SET TASK — Say how many lines contain "đồng", using only the number.

--- START OF DATASET CONTENT ---

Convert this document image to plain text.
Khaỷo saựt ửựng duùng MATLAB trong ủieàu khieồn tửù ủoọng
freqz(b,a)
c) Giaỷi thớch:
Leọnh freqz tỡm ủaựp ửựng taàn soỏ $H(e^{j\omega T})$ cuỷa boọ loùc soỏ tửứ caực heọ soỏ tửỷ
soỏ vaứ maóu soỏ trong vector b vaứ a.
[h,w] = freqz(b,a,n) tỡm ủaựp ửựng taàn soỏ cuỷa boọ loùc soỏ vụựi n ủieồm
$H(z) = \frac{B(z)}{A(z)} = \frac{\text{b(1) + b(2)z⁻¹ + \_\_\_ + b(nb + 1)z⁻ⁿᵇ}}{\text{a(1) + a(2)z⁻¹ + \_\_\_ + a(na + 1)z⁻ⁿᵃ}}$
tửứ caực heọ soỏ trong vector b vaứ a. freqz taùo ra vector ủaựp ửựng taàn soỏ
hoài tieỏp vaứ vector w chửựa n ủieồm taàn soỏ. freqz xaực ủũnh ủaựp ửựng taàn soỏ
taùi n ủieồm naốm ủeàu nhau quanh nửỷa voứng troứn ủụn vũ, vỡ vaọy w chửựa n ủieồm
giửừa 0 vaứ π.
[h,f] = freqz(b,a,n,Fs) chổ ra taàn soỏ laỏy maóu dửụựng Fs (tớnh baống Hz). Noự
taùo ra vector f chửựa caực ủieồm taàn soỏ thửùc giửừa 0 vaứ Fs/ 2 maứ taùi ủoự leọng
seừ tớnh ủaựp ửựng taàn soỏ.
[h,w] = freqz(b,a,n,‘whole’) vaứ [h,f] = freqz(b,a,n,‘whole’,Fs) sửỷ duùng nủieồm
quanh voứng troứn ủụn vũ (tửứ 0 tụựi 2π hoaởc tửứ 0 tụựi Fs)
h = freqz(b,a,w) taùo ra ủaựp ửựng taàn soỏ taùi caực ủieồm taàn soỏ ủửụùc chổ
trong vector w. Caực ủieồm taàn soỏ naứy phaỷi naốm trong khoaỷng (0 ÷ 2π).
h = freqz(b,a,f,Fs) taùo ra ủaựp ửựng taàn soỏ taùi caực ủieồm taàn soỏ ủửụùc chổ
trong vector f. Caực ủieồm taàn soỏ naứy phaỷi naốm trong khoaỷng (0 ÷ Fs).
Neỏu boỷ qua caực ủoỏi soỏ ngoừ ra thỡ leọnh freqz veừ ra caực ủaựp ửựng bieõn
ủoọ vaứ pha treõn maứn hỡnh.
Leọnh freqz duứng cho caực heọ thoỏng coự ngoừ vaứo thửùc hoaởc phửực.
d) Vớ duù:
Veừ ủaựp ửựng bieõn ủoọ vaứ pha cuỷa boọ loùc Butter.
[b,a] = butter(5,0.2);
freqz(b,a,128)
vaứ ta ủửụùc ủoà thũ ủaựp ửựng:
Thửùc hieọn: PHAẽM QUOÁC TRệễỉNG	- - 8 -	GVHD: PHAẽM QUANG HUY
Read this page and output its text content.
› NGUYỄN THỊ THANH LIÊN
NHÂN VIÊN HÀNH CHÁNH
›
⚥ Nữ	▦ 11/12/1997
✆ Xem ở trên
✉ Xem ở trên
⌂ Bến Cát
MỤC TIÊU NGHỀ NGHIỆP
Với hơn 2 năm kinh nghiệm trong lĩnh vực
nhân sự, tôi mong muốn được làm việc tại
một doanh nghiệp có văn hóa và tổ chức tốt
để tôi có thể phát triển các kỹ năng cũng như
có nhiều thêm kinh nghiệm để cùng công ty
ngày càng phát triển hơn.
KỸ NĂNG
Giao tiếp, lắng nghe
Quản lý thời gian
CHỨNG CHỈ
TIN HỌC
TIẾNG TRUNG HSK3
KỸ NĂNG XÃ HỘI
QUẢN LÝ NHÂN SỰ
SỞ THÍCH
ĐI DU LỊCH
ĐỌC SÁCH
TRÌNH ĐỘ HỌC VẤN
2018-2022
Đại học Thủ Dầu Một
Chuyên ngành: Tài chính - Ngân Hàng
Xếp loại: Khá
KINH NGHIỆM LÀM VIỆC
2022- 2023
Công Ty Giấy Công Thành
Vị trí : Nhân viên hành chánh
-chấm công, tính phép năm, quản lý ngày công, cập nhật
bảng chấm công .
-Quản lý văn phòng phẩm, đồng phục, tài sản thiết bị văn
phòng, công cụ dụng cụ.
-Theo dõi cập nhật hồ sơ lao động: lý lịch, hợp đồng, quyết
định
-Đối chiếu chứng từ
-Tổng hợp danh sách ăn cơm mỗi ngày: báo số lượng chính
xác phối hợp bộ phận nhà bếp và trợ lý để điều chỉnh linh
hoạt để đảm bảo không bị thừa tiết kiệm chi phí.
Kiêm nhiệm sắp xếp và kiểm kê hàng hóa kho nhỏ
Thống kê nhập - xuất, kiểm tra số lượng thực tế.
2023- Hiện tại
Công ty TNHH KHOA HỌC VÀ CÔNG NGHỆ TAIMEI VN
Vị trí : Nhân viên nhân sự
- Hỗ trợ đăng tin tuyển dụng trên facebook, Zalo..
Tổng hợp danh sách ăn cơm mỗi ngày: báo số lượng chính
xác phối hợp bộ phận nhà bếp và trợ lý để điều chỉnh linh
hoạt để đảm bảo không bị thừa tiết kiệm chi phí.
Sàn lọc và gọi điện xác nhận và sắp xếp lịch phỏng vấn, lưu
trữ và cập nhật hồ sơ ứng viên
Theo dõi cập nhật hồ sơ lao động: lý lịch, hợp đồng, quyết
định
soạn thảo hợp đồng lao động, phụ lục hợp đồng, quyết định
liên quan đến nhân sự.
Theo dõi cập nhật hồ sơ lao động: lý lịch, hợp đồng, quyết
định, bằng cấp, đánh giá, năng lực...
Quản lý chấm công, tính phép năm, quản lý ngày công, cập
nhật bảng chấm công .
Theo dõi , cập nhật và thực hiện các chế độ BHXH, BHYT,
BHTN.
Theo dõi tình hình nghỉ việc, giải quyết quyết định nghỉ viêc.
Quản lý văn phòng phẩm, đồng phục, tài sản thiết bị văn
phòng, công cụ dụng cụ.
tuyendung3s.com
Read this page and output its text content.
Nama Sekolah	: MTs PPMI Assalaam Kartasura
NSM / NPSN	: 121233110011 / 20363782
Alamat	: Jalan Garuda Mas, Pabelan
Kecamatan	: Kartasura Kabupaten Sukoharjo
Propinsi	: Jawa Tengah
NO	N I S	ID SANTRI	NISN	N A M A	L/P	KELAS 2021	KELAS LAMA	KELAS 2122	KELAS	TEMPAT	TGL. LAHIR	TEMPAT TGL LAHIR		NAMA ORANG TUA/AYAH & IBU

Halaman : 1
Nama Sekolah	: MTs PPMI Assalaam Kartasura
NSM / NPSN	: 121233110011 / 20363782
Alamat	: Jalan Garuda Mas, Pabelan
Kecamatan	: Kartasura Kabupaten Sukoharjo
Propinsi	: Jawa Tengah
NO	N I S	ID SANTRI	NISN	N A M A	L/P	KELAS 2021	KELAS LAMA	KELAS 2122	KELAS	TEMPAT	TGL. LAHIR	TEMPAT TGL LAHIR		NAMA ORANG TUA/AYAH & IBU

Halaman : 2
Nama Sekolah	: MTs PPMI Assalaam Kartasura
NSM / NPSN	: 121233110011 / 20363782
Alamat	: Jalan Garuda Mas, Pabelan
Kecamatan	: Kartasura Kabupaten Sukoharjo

--- END OF DATASET CONTENT ---

RIGHT ANSWER — 6